## TO BE DONE
Transcribe the lines of the data exactly, starting at the line that contains "jianpu-note: 1 (515, 474, 538, 511)" and ending at the line that contains "bar-line (272, 466, 274, 518)", with both of those lines included.

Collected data
►
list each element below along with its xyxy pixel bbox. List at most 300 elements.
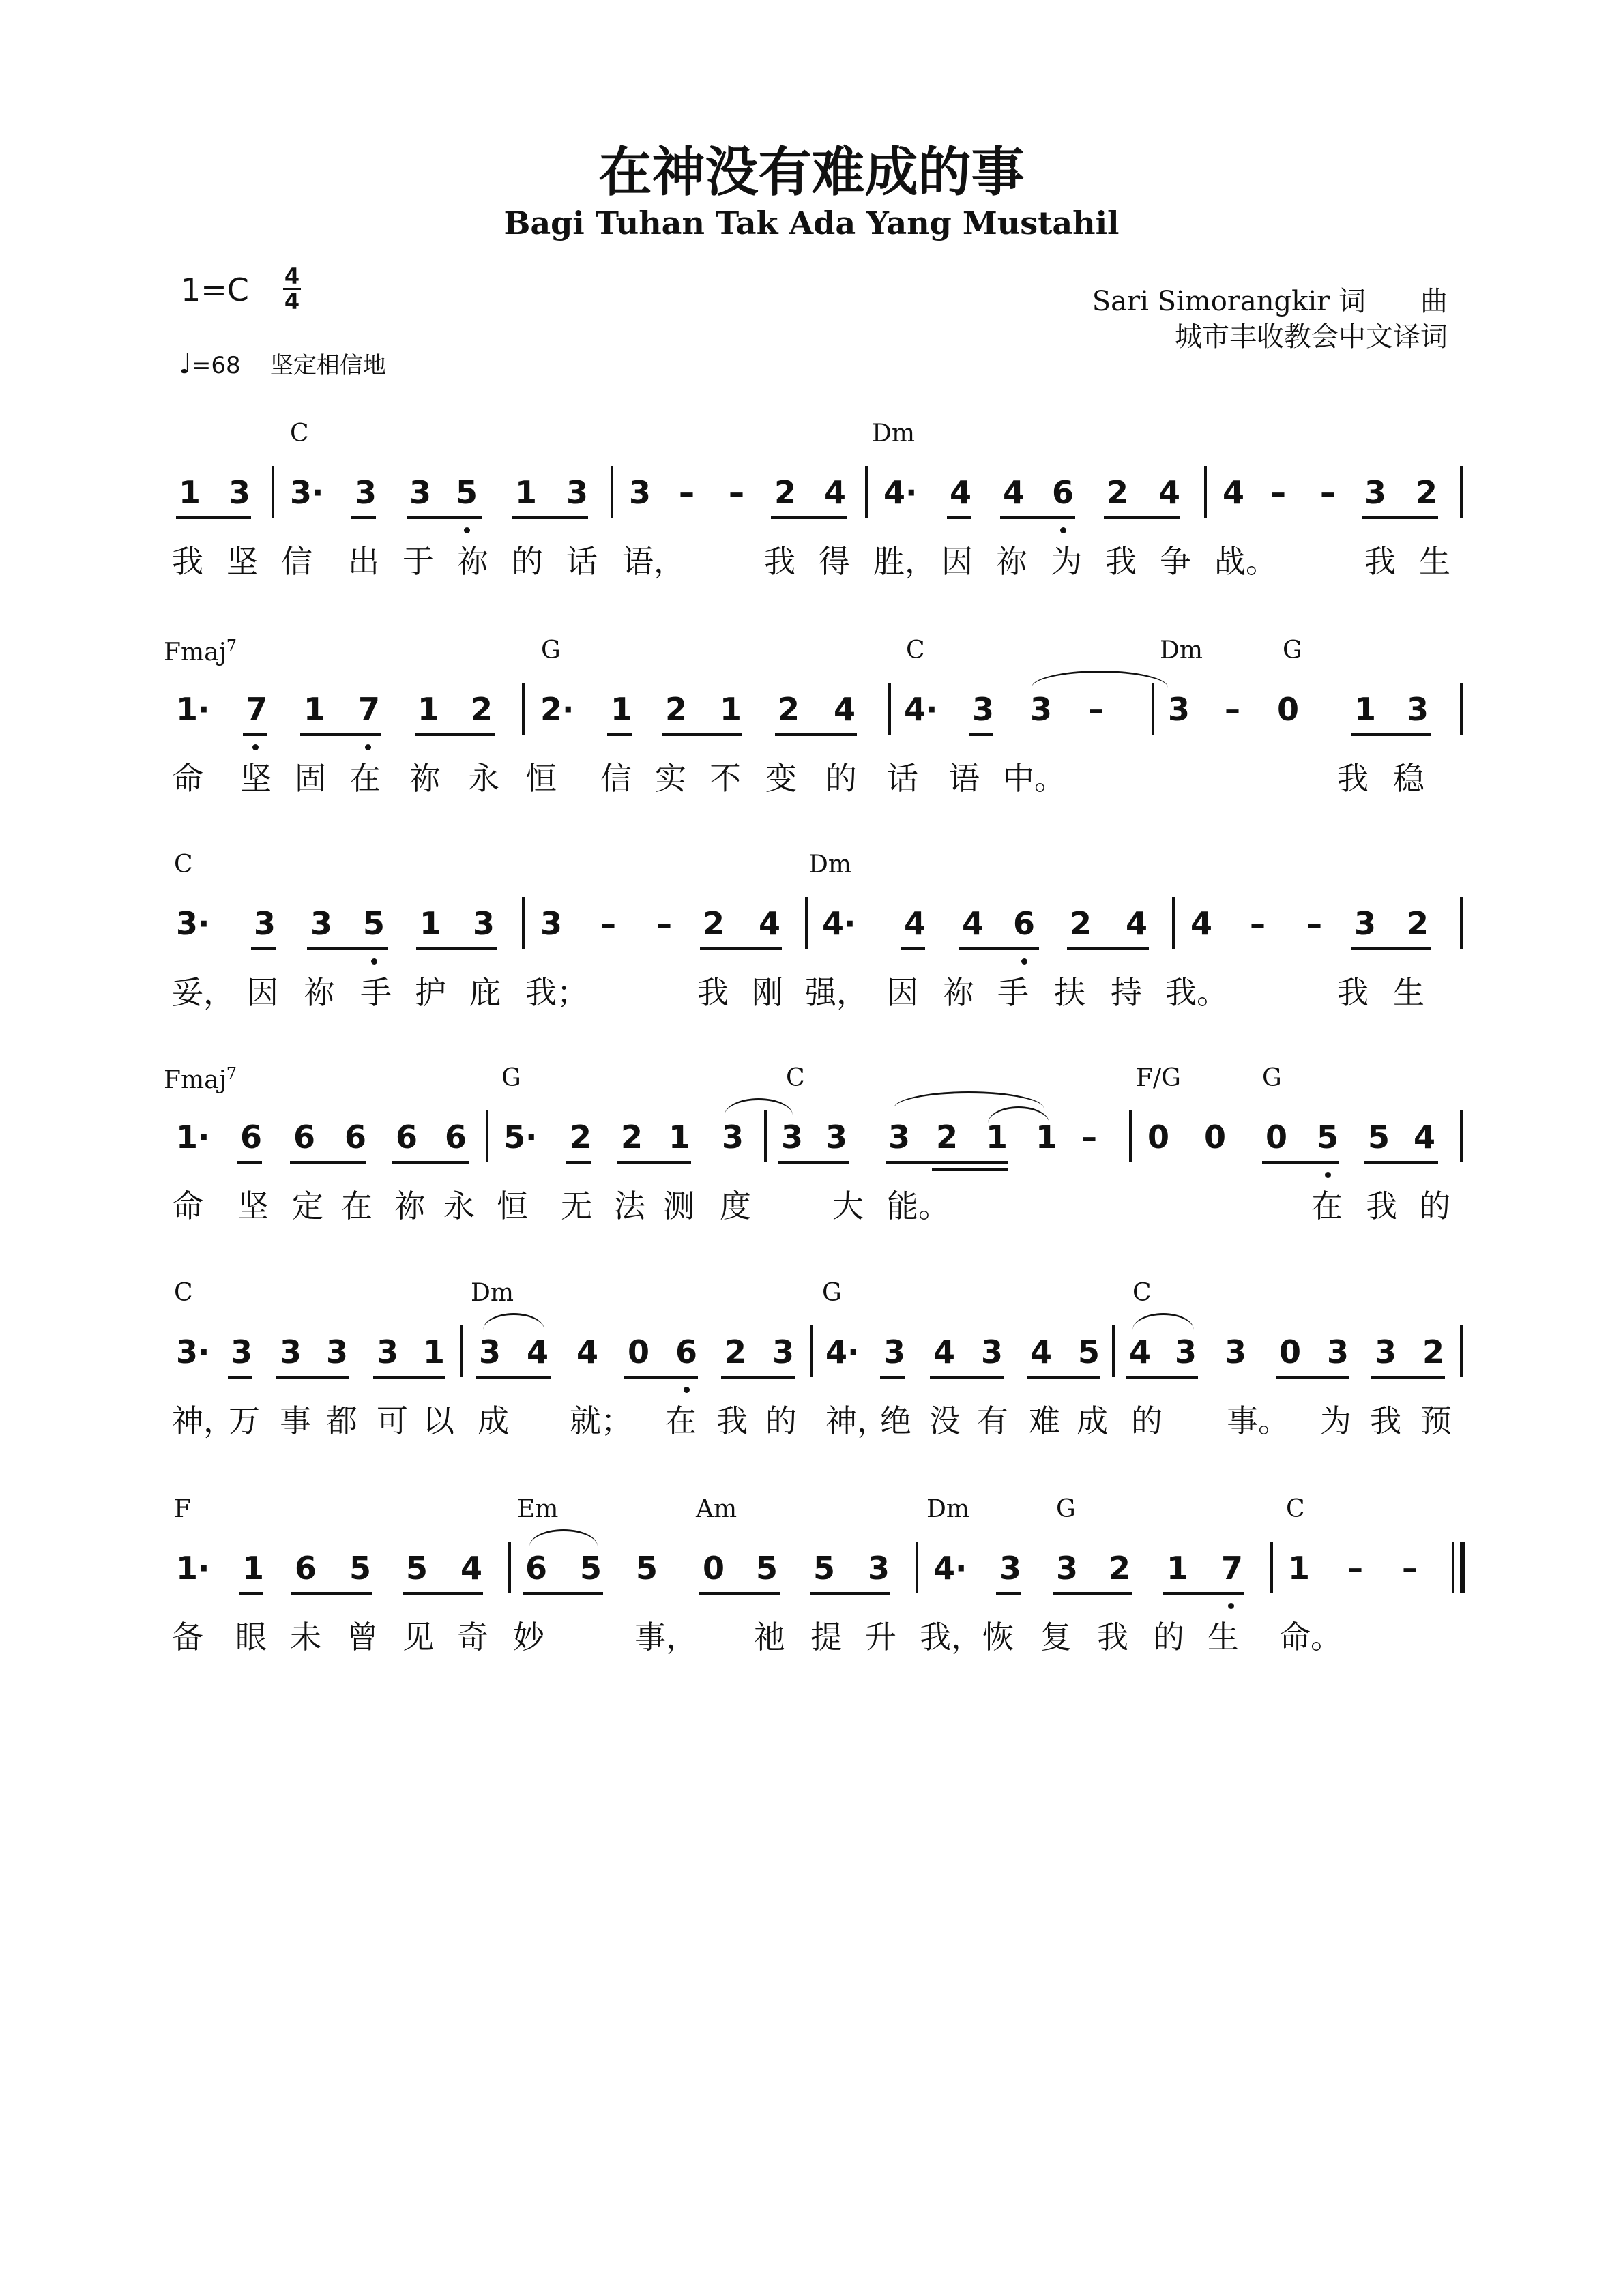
jianpu-note: 1 (515, 474, 538, 511)
chord-symbol: Fmaj$^7$ (164, 636, 237, 666)
beam-underline (291, 1592, 372, 1595)
jianpu-note: 6 (295, 1550, 317, 1587)
lyric-syllable: 未 (290, 1619, 321, 1655)
beam-underline (243, 733, 267, 736)
jianpu-note: – (1225, 691, 1240, 728)
lyric-syllable: 命 (172, 760, 203, 797)
lyric-syllable: 定 (292, 1188, 323, 1224)
jianpu-note: 2 (665, 691, 688, 728)
lyric-syllable: 出 (348, 543, 379, 580)
jianpu-note: 5 (813, 1550, 836, 1587)
chord-symbol: Dm (872, 420, 915, 447)
beam-underline (700, 947, 782, 950)
lyric-syllable: 妥， (172, 974, 235, 1011)
jianpu-note: 0 (628, 1334, 650, 1370)
bar-line (764, 1110, 767, 1162)
jianpu-note: 5 (1078, 1334, 1100, 1370)
jianpu-note: 0 (1279, 1334, 1302, 1370)
slur-tie (1132, 1313, 1194, 1330)
beam-underline (607, 733, 632, 736)
jianpu-note: 2 (725, 1334, 747, 1370)
notation-row (0, 691, 1623, 759)
jianpu-note: 3· (290, 474, 324, 511)
lyric-syllable: 中。 (1003, 760, 1066, 797)
jianpu-note: 2 (936, 1119, 959, 1156)
beam-underline (415, 733, 495, 736)
lyric-row (0, 968, 1623, 1016)
jianpu-note: 3 (825, 1119, 848, 1156)
jianpu-note: 2 (774, 474, 797, 511)
lyric-syllable: 坚 (226, 543, 258, 580)
lyric-syllable: 变 (765, 760, 797, 797)
jianpu-note: – (600, 905, 616, 942)
lyric-syllable: 因 (247, 974, 278, 1011)
notation-row (0, 474, 1623, 542)
beam-underline (778, 1161, 849, 1164)
jianpu-note: 6 (240, 1119, 263, 1156)
jianpu-note: 2 (471, 691, 493, 728)
jianpu-note: 0 (1204, 1119, 1227, 1156)
beam-underline (1027, 1376, 1100, 1379)
jianpu-note: 3 (310, 905, 333, 942)
beam-underline (996, 1592, 1021, 1595)
lyric-syllable: 祢 (996, 543, 1027, 580)
beam-underline (476, 1376, 551, 1379)
lyric-syllable: 恒 (497, 1188, 528, 1224)
jianpu-note: 3 (1225, 1334, 1247, 1370)
lyric-syllable: 祢 (304, 974, 335, 1011)
jianpu-note: 2 (778, 691, 800, 728)
beam-underline (523, 1592, 603, 1595)
lyric-row (0, 1396, 1623, 1444)
chord-symbol: Em (517, 1495, 559, 1523)
jianpu-note: 4 (933, 1334, 956, 1370)
key-signature: 1=C (181, 271, 249, 308)
beam-underline (403, 1592, 483, 1595)
beam-underline (1276, 1376, 1349, 1379)
lower-octave-dot (1060, 527, 1066, 533)
bar-line (272, 466, 274, 518)
beam-underline (228, 1376, 252, 1379)
chord-symbol: Fmaj$^7$ (164, 1064, 237, 1094)
jianpu-note: 3 (1375, 1334, 1397, 1370)
jianpu-note: 1· (176, 1119, 210, 1156)
jianpu-note: 1 (423, 1334, 445, 1370)
chord-symbol: Dm (1160, 636, 1203, 664)
lyric-syllable: 法 (614, 1188, 645, 1224)
beam-underline (1053, 1592, 1132, 1595)
bar-line (1112, 1325, 1115, 1377)
jianpu-note: 4· (825, 1334, 860, 1370)
chord-symbol: C (174, 851, 193, 879)
beam-underline (880, 1376, 905, 1379)
jianpu-note: 2· (540, 691, 574, 728)
jianpu-note: 3 (1030, 691, 1053, 728)
bar-line (1172, 897, 1175, 949)
lyric-syllable: 万 (229, 1402, 260, 1439)
bar-line (865, 466, 868, 518)
jianpu-note: 3 (377, 1334, 399, 1370)
lyric-syllable: 复 (1040, 1619, 1072, 1655)
lyric-syllable: 实 (655, 760, 686, 797)
lyric-syllable: 难 (1029, 1402, 1060, 1439)
lyric-syllable: 祂 (754, 1619, 785, 1655)
tempo-marking (179, 347, 386, 380)
beam-underline (1126, 1376, 1198, 1379)
jianpu-note: 5 (1368, 1119, 1390, 1156)
chord-symbol: G (501, 1064, 521, 1092)
lyric-syllable: 升 (865, 1619, 896, 1655)
jianpu-note: 7 (358, 691, 381, 728)
lyric-syllable: 生 (1419, 543, 1450, 580)
lyric-syllable: 我 (172, 543, 203, 580)
beam-underline (932, 1168, 1008, 1171)
beam-underline (176, 516, 251, 519)
chord-symbol: G (822, 1279, 842, 1307)
jianpu-note: 3 (629, 474, 652, 511)
beam-underline (1351, 947, 1431, 950)
lyric-syllable: 的 (1419, 1188, 1450, 1224)
beam-underline (969, 733, 993, 736)
lyric-syllable: 我 (716, 1402, 748, 1439)
lyric-syllable: 扶 (1054, 974, 1085, 1011)
jianpu-note: 5 (406, 1550, 428, 1587)
jianpu-note: 6 (345, 1119, 367, 1156)
chord-symbol: F (174, 1495, 191, 1523)
beam-underline (699, 1592, 780, 1595)
lyric-syllable: 绝 (880, 1402, 911, 1439)
jianpu-note: 5 (456, 474, 478, 511)
beam-underline (1351, 733, 1431, 736)
beam-underline (810, 1592, 890, 1595)
lyric-syllable: 事 (280, 1402, 311, 1439)
lyric-syllable: 妙 (513, 1619, 544, 1655)
lyric-syllable: 见 (403, 1619, 434, 1655)
lyric-syllable: 手 (997, 974, 1029, 1011)
jianpu-note: 3· (176, 1334, 210, 1370)
chord-symbol: Dm (471, 1279, 514, 1307)
lyric-syllable: 祢 (394, 1188, 426, 1224)
lyric-syllable: 因 (887, 974, 918, 1011)
lower-octave-dot (1325, 1172, 1331, 1178)
jianpu-note: 2 (703, 905, 725, 942)
lyric-syllable: 话 (566, 543, 598, 580)
jianpu-note: 1 (611, 691, 633, 728)
bar-line (1270, 1542, 1273, 1593)
lyric-syllable: 没 (929, 1402, 961, 1439)
lyric-syllable: 信 (600, 760, 632, 797)
lyric-syllable: 都 (326, 1402, 357, 1439)
song-title: 在神没有难成的事 (598, 141, 1025, 203)
lyric-syllable: 坚 (240, 760, 272, 797)
beam-underline (276, 1376, 349, 1379)
jianpu-note: 3· (176, 905, 210, 942)
jianpu-note: 2 (1422, 1334, 1445, 1370)
lyric-syllable: 就； (570, 1402, 632, 1439)
lyric-syllable: 的 (512, 543, 543, 580)
beam-underline (1067, 947, 1149, 950)
jianpu-note: 1 (242, 1550, 265, 1587)
lower-octave-dot (1021, 958, 1027, 965)
beam-underline (239, 1592, 263, 1595)
bar-line (611, 466, 613, 518)
lyric-syllable: 预 (1420, 1402, 1452, 1439)
jianpu-note: 2 (1109, 1550, 1131, 1587)
bar-line (1204, 466, 1207, 518)
bar-line (1460, 466, 1463, 518)
jianpu-note: 4 (1414, 1119, 1436, 1156)
beam-underline (775, 733, 857, 736)
jianpu-note: 6 (293, 1119, 316, 1156)
lyric-syllable: 成 (478, 1402, 509, 1439)
lyric-syllable: 的 (765, 1402, 797, 1439)
jianpu-note: 4 (834, 691, 856, 728)
jianpu-note: 1· (176, 1550, 210, 1587)
jianpu-note: – (1088, 691, 1104, 728)
lyric-syllable: 祢 (457, 543, 488, 580)
lyric-syllable: 我 (1364, 543, 1396, 580)
beam-underline (351, 516, 376, 519)
jianpu-note: 1 (418, 691, 440, 728)
jianpu-note: 3 (1407, 691, 1429, 728)
song-subtitle: Bagi Tuhan Tak Ada Yang Mustahil (503, 205, 1120, 241)
chord-symbol: G (1262, 1064, 1282, 1092)
bar-line (522, 683, 525, 735)
jianpu-note: 3 (868, 1550, 890, 1587)
quarter-note-icon: ♩ (179, 349, 192, 380)
lower-octave-dot (684, 1387, 690, 1393)
lyric-syllable: 祢 (943, 974, 974, 1011)
jianpu-note: 1 (304, 691, 326, 728)
chord-symbol: C (1286, 1495, 1305, 1523)
beam-underline (566, 1161, 591, 1164)
lyric-syllable: 神， (172, 1402, 235, 1439)
bar-line (486, 1110, 488, 1162)
lower-octave-dot (365, 744, 371, 750)
jianpu-note: 2 (570, 1119, 592, 1156)
jianpu-note: 2 (621, 1119, 643, 1156)
lyric-syllable: 庇 (469, 974, 501, 1011)
meter-bottom: 4 (284, 289, 300, 314)
lyric-syllable: 永 (468, 760, 499, 797)
bar-line (805, 897, 808, 949)
beam-underline (1163, 1592, 1244, 1595)
beam-underline (1371, 1376, 1445, 1379)
lyric-row (0, 1613, 1623, 1660)
beam-underline (290, 1161, 366, 1164)
jianpu-note: 5 (756, 1550, 778, 1587)
jianpu-note: 1 (1288, 1550, 1311, 1587)
chord-symbol: G (1056, 1495, 1076, 1523)
jianpu-note: 4 (1190, 905, 1213, 942)
jianpu-note: 5· (503, 1119, 538, 1156)
jianpu-note: – (1402, 1550, 1418, 1587)
bar-line (916, 1542, 918, 1593)
jianpu-note: 0 (703, 1550, 725, 1587)
score-line-2 (0, 636, 1623, 841)
jianpu-note: 3 (772, 1334, 795, 1370)
bar-line (522, 897, 525, 949)
jianpu-note: 2 (1107, 474, 1129, 511)
lyric-syllable: 因 (941, 543, 973, 580)
lyric-syllable: 强， (805, 974, 868, 1011)
lyric-syllable: 恢 (982, 1619, 1014, 1655)
lyric-syllable: 持 (1111, 974, 1142, 1011)
chord-symbol: Dm (808, 851, 851, 879)
lyric-syllable: 坚 (237, 1188, 269, 1224)
slur-tie (483, 1313, 544, 1330)
jianpu-note: 3 (254, 905, 276, 942)
jianpu-note: 6 (675, 1334, 698, 1370)
jianpu-note: 1 (720, 691, 742, 728)
lyric-syllable: 曾 (347, 1619, 378, 1655)
score-line-6 (0, 1495, 1623, 1700)
beam-underline (237, 1161, 262, 1164)
jianpu-note: 5 (1317, 1119, 1339, 1156)
jianpu-note: 1 (179, 474, 201, 511)
beam-underline (617, 1161, 691, 1164)
notation-row (0, 1119, 1623, 1187)
credit-translation: 城市丰收教会中文译词 (1175, 321, 1448, 353)
lyric-syllable: 生 (1208, 1619, 1239, 1655)
jianpu-note: 4 (1223, 474, 1245, 511)
jianpu-note: 4 (527, 1334, 549, 1370)
slur-tie (529, 1529, 598, 1546)
jianpu-note: 3 (781, 1119, 804, 1156)
lower-octave-dot (371, 958, 377, 965)
bar-line (888, 683, 891, 735)
lyric-syllable: 信 (281, 543, 312, 580)
lyric-syllable: 不 (710, 760, 741, 797)
bar-line (810, 1325, 813, 1377)
lyric-syllable: 为 (1320, 1402, 1351, 1439)
bar-line (1460, 683, 1463, 735)
lyric-syllable: 语 (948, 760, 980, 797)
chord-symbol: Am (696, 1495, 737, 1523)
jianpu-note: 4 (576, 1334, 599, 1370)
jianpu-note: 1 (986, 1119, 1008, 1156)
jianpu-note: 3 (999, 1550, 1022, 1587)
lyric-syllable: 我； (525, 974, 588, 1011)
jianpu-note: 2 (1407, 905, 1429, 942)
jianpu-note: 0 (1266, 1119, 1288, 1156)
score-line-4 (0, 1064, 1623, 1269)
beam-underline (1000, 516, 1075, 519)
jianpu-note: 4 (904, 905, 926, 942)
jianpu-note: 0 (1147, 1119, 1170, 1156)
beam-underline (416, 947, 497, 950)
time-signature (283, 265, 301, 313)
lyric-syllable: 在 (341, 1188, 372, 1224)
jianpu-note: 5 (349, 1550, 372, 1587)
lyric-syllable: 恒 (525, 760, 557, 797)
lyric-syllable: 我 (1337, 974, 1369, 1011)
jianpu-note: – (679, 474, 694, 511)
chord-symbol: G (1283, 636, 1302, 664)
lyric-row (0, 754, 1623, 801)
jianpu-note: 7 (1221, 1550, 1244, 1587)
bar-line (1152, 683, 1154, 735)
lyric-syllable: 以 (423, 1402, 454, 1439)
lyric-syllable: 提 (810, 1619, 842, 1655)
jianpu-note: 2 (1416, 474, 1438, 511)
lower-octave-dot (252, 744, 259, 750)
jianpu-note: 4 (950, 474, 972, 511)
jianpu-note: 5 (580, 1550, 602, 1587)
lower-octave-dot (1228, 1603, 1234, 1609)
lyric-syllable: 话 (887, 760, 918, 797)
jianpu-note: 3 (1364, 474, 1387, 511)
expression-text: 坚定相信地 (269, 352, 386, 379)
lyric-syllable: 能。 (887, 1188, 950, 1224)
jianpu-note: 4 (962, 905, 984, 942)
jianpu-note: – (656, 905, 672, 942)
beam-underline (662, 733, 742, 736)
jianpu-note: 3 (566, 474, 589, 511)
chord-symbol: F/G (1136, 1064, 1181, 1092)
jianpu-note: 5 (636, 1550, 658, 1587)
lyric-syllable: 我 (1366, 1188, 1397, 1224)
jianpu-note: 3 (1354, 905, 1377, 942)
beam-underline (300, 733, 381, 736)
lyric-syllable: 我 (1097, 1619, 1128, 1655)
lyric-syllable: 生 (1393, 974, 1424, 1011)
jianpu-note: – (729, 474, 744, 511)
jianpu-note: 3 (1175, 1334, 1197, 1370)
lyric-syllable: 得 (819, 543, 850, 580)
jianpu-note: 6 (1052, 474, 1074, 511)
bar-line (460, 1325, 463, 1377)
jianpu-note: 3 (1056, 1550, 1079, 1587)
meter-top: 4 (284, 263, 300, 289)
lyric-syllable: 奇 (457, 1619, 488, 1655)
jianpu-note: 3 (326, 1334, 349, 1370)
jianpu-note: 6 (445, 1119, 467, 1156)
jianpu-note: – (1306, 905, 1322, 942)
lyric-syllable: 事， (634, 1619, 697, 1655)
lyric-syllable: 备 (172, 1619, 203, 1655)
jianpu-note: 4· (822, 905, 856, 942)
lyric-syllable: 我 (697, 974, 729, 1011)
jianpu-note: 1 (1036, 1119, 1058, 1156)
jianpu-note: 1· (176, 691, 210, 728)
beam-underline (1362, 516, 1438, 519)
beam-underline (1364, 1161, 1438, 1164)
jianpu-note: 1 (669, 1119, 691, 1156)
jianpu-note: 0 (1277, 691, 1300, 728)
lyric-syllable: 的 (825, 760, 857, 797)
lyric-syllable: 祢 (409, 760, 441, 797)
bar-line (1452, 1542, 1454, 1593)
notation-row (0, 1550, 1623, 1618)
bar-line (1460, 897, 1463, 949)
lyric-syllable: 我， (920, 1619, 982, 1655)
lower-octave-dot (464, 527, 470, 533)
score-line-3 (0, 851, 1623, 1055)
jianpu-note: – (1347, 1550, 1363, 1587)
lyric-syllable: 语， (622, 543, 685, 580)
jianpu-note: 3 (473, 905, 495, 942)
chord-symbol: C (174, 1279, 193, 1307)
notation-row (0, 1334, 1623, 1402)
lyric-syllable: 我 (764, 543, 795, 580)
lyric-syllable: 测 (663, 1188, 694, 1224)
bar-line (508, 1542, 511, 1593)
jianpu-note: 4· (883, 474, 918, 511)
lyric-syllable: 命 (172, 1188, 203, 1224)
jianpu-note: 3 (1168, 691, 1190, 728)
chord-symbol: Dm (926, 1495, 969, 1523)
◄
## SOLUTION TO THIS TASK
jianpu-note: 1 (515, 474, 538, 511)
chord-symbol: Fmaj$^7$ (164, 636, 237, 666)
beam-underline (291, 1592, 372, 1595)
jianpu-note: 6 (295, 1550, 317, 1587)
lyric-syllable: 未 (290, 1619, 321, 1655)
beam-underline (243, 733, 267, 736)
jianpu-note: – (1225, 691, 1240, 728)
lyric-syllable: 命 (172, 760, 203, 797)
lyric-syllable: 定 (292, 1188, 323, 1224)
jianpu-note: 2 (665, 691, 688, 728)
lyric-syllable: 出 (348, 543, 379, 580)
jianpu-note: 5 (813, 1550, 836, 1587)
chord-symbol: Dm (872, 420, 915, 447)
beam-underline (700, 947, 782, 950)
lyric-syllable: 妥， (172, 974, 235, 1011)
jianpu-note: 0 (628, 1334, 650, 1370)
bar-line (764, 1110, 767, 1162)
jianpu-note: 5 (1078, 1334, 1100, 1370)
jianpu-note: 0 (1279, 1334, 1302, 1370)
slur-tie (1132, 1313, 1194, 1330)
beam-underline (607, 733, 632, 736)
jianpu-note: 2 (725, 1334, 747, 1370)
notation-row (0, 691, 1623, 759)
jianpu-note: 3· (290, 474, 324, 511)
lyric-syllable: 中。 (1003, 760, 1066, 797)
jianpu-note: 2 (936, 1119, 959, 1156)
beam-underline (415, 733, 495, 736)
lyric-row (0, 968, 1623, 1016)
jianpu-note: 3 (825, 1119, 848, 1156)
jianpu-note: 2 (774, 474, 797, 511)
lyric-syllable: 坚 (226, 543, 258, 580)
lyric-syllable: 变 (765, 760, 797, 797)
jianpu-note: – (600, 905, 616, 942)
lyric-syllable: 因 (247, 974, 278, 1011)
notation-row (0, 474, 1623, 542)
beam-underline (778, 1161, 849, 1164)
jianpu-note: 6 (240, 1119, 263, 1156)
jianpu-note: 2 (471, 691, 493, 728)
jianpu-note: 0 (1204, 1119, 1227, 1156)
beam-underline (1027, 1376, 1100, 1379)
jianpu-note: 3 (310, 905, 333, 942)
beam-underline (996, 1592, 1021, 1595)
lyric-syllable: 祢 (996, 543, 1027, 580)
beam-underline (476, 1376, 551, 1379)
lyric-syllable: 恒 (497, 1188, 528, 1224)
jianpu-note: 3 (1225, 1334, 1247, 1370)
lyric-syllable: 祢 (304, 974, 335, 1011)
jianpu-note: 2 (778, 691, 800, 728)
beam-underline (523, 1592, 603, 1595)
lyric-row (0, 1396, 1623, 1444)
chord-symbol: Em (517, 1495, 559, 1523)
jianpu-note: 4 (933, 1334, 956, 1370)
key-signature: 1=C (181, 271, 249, 308)
beam-underline (403, 1592, 483, 1595)
beam-underline (1276, 1376, 1349, 1379)
lower-octave-dot (1060, 527, 1066, 533)
bar-line (272, 466, 274, 518)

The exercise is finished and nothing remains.